** What you should do **
Which lines hold the word "tabular"? Copy each of them.

** Exercise input **
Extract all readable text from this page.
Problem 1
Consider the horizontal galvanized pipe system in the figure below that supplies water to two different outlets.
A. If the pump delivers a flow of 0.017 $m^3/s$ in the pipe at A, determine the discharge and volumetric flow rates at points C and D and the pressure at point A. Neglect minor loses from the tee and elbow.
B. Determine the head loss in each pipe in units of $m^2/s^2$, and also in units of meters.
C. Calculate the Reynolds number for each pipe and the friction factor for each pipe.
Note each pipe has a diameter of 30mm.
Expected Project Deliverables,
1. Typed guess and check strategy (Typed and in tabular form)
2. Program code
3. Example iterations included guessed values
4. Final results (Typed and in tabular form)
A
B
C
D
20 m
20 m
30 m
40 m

** Task output **
1. Typed guess and check strategy (Typed and in tabular form)
4. Final results (Typed and in tabular form)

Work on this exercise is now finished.